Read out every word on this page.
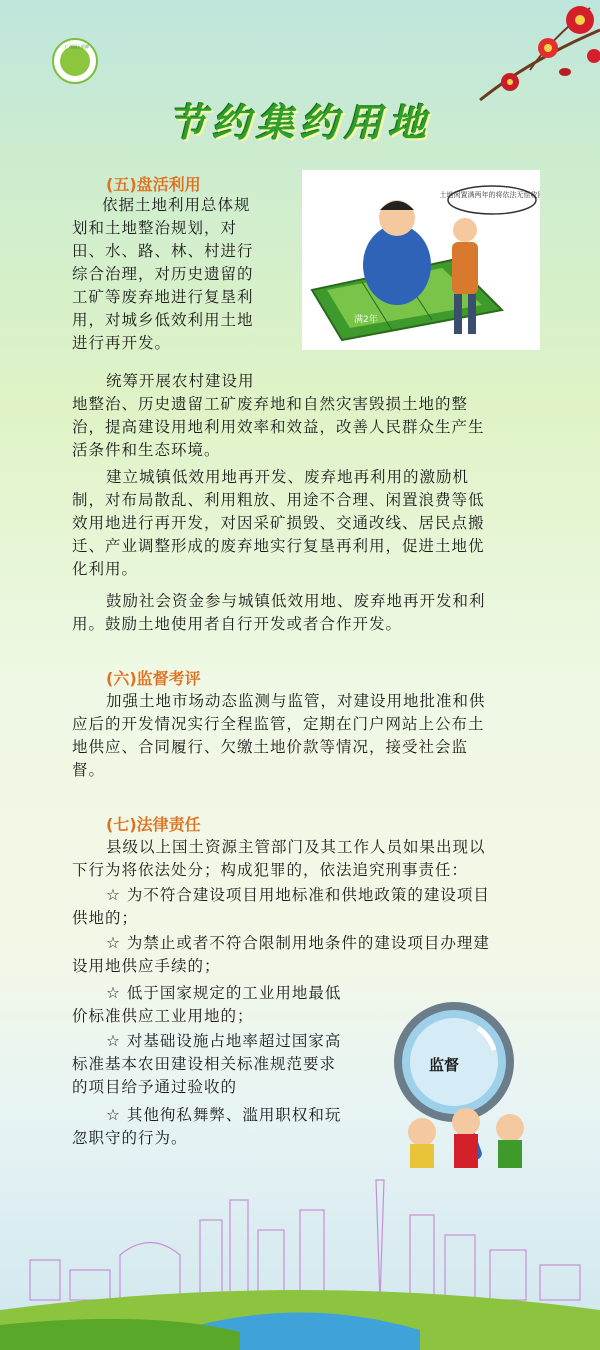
广州国土资源
节约集约用地
(五)盘活利用

依据土地利用总体规

划和土地整治规划，对

田、水、路、林、村进行

综合治理，对历史遗留的

工矿等废弃地进行复垦利

用，对城乡低效利用土地

进行再开发。

土地闲置满两年的将依法无偿收回
满2年

统筹开展农村建设用

地整治、历史遗留工矿废弃地和自然灾害毁损土地的整

治，提高建设用地利用效率和效益，改善人民群众生产生

活条件和生态环境。

建立城镇低效用地再开发、废弃地再利用的激励机

制，对布局散乱、利用粗放、用途不合理、闲置浪费等低

效用地进行再开发，对因采矿损毁、交通改线、居民点搬

迁、产业调整形成的废弃地实行复垦再利用，促进土地优

化利用。

鼓励社会资金参与城镇低效用地、废弃地再开发和利

用。鼓励土地使用者自行开发或者合作开发。

(六)监督考评

加强土地市场动态监测与监管，对建设用地批准和供

应后的开发情况实行全程监管，定期在门户网站上公布土

地供应、合同履行、欠缴土地价款等情况，接受社会监

督。

(七)法律责任

县级以上国土资源主管部门及其工作人员如果出现以

下行为将依法处分；构成犯罪的，依法追究刑事责任：

☆ 为不符合建设项目用地标准和供地政策的建设项目

供地的；

☆ 为禁止或者不符合限制用地条件的建设项目办理建

设用地供应手续的；

☆ 低于国家规定的工业用地最低

价标准供应工业用地的；

☆ 对基础设施占地率超过国家高

标准基本农田建设相关标准规范要求

的项目给予通过验收的

☆ 其他徇私舞弊、滥用职权和玩

忽职守的行为。

监督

*****

Stated exercise
All the records need to be repeated exactly, with the images dropped.

Problem solution
Read out every word on this page.
广州国土资源
节约集约用地
(五)盘活利用

依据土地利用总体规

划和土地整治规划，对

田、水、路、林、村进行

综合治理，对历史遗留的

工矿等废弃地进行复垦利

用，对城乡低效利用土地

进行再开发。

土地闲置满两年的将依法无偿收回
满2年

统筹开展农村建设用

地整治、历史遗留工矿废弃地和自然灾害毁损土地的整

治，提高建设用地利用效率和效益，改善人民群众生产生

活条件和生态环境。

建立城镇低效用地再开发、废弃地再利用的激励机

制，对布局散乱、利用粗放、用途不合理、闲置浪费等低

效用地进行再开发，对因采矿损毁、交通改线、居民点搬

迁、产业调整形成的废弃地实行复垦再利用，促进土地优

化利用。

鼓励社会资金参与城镇低效用地、废弃地再开发和利

用。鼓励土地使用者自行开发或者合作开发。

(六)监督考评

加强土地市场动态监测与监管，对建设用地批准和供

应后的开发情况实行全程监管，定期在门户网站上公布土

地供应、合同履行、欠缴土地价款等情况，接受社会监

督。

(七)法律责任

县级以上国土资源主管部门及其工作人员如果出现以

下行为将依法处分；构成犯罪的，依法追究刑事责任：

☆ 为不符合建设项目用地标准和供地政策的建设项目

供地的；

☆ 为禁止或者不符合限制用地条件的建设项目办理建

设用地供应手续的；

☆ 低于国家规定的工业用地最低

价标准供应工业用地的；

☆ 对基础设施占地率超过国家高

标准基本农田建设相关标准规范要求

的项目给予通过验收的

☆ 其他徇私舞弊、滥用职权和玩

忽职守的行为。

监督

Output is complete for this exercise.